_Data records_
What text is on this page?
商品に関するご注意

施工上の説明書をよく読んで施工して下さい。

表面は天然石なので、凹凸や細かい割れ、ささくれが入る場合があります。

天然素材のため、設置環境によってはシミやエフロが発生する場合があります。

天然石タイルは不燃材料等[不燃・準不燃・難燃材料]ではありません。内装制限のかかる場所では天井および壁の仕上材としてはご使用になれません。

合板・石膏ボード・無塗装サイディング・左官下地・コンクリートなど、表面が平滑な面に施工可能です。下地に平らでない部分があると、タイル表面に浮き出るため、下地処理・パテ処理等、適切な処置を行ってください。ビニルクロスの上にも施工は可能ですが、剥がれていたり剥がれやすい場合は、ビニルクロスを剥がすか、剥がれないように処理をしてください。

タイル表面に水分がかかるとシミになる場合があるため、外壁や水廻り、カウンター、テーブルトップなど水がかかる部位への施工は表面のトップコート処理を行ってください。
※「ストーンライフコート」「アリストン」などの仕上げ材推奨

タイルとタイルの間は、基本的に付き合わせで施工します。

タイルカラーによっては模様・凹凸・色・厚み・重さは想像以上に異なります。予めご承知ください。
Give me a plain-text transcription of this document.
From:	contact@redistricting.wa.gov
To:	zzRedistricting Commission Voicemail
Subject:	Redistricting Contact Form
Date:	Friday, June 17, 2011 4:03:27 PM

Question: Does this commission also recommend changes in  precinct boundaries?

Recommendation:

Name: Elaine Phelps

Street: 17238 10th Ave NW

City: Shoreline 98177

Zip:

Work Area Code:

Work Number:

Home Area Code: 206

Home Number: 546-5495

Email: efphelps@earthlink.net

_TASK DETAILS_
Transcribe the data. Leave every line exactly as it is.

_OUTPUT_
What text is on this page?
商品に関するご注意

施工上の説明書をよく読んで施工して下さい。

表面は天然石なので、凹凸や細かい割れ、ささくれが入る場合があります。

天然素材のため、設置環境によってはシミやエフロが発生する場合があります。

天然石タイルは不燃材料等[不燃・準不燃・難燃材料]ではありません。内装制限のかかる場所では天井および壁の仕上材としてはご使用になれません。

合板・石膏ボード・無塗装サイディング・左官下地・コンクリートなど、表面が平滑な面に施工可能です。下地に平らでない部分があると、タイル表面に浮き出るため、下地処理・パテ処理等、適切な処置を行ってください。ビニルクロスの上にも施工は可能ですが、剥がれていたり剥がれやすい場合は、ビニルクロスを剥がすか、剥がれないように処理をしてください。

タイル表面に水分がかかるとシミになる場合があるため、外壁や水廻り、カウンター、テーブルトップなど水がかかる部位への施工は表面のトップコート処理を行ってください。
※「ストーンライフコート」「アリストン」などの仕上げ材推奨

タイルとタイルの間は、基本的に付き合わせで施工します。

タイルカラーによっては模様・凹凸・色・厚み・重さは想像以上に異なります。予めご承知ください。
Give me a plain-text transcription of this document.
From:	contact@redistricting.wa.gov
To:	zzRedistricting Commission Voicemail
Subject:	Redistricting Contact Form
Date:	Friday, June 17, 2011 4:03:27 PM

Question: Does this commission also recommend changes in  precinct boundaries?

Recommendation:

Name: Elaine Phelps

Street: 17238 10th Ave NW

City: Shoreline 98177

Zip:

Work Area Code:

Work Number:

Home Area Code: 206

Home Number: 546-5495

Email: efphelps@earthlink.net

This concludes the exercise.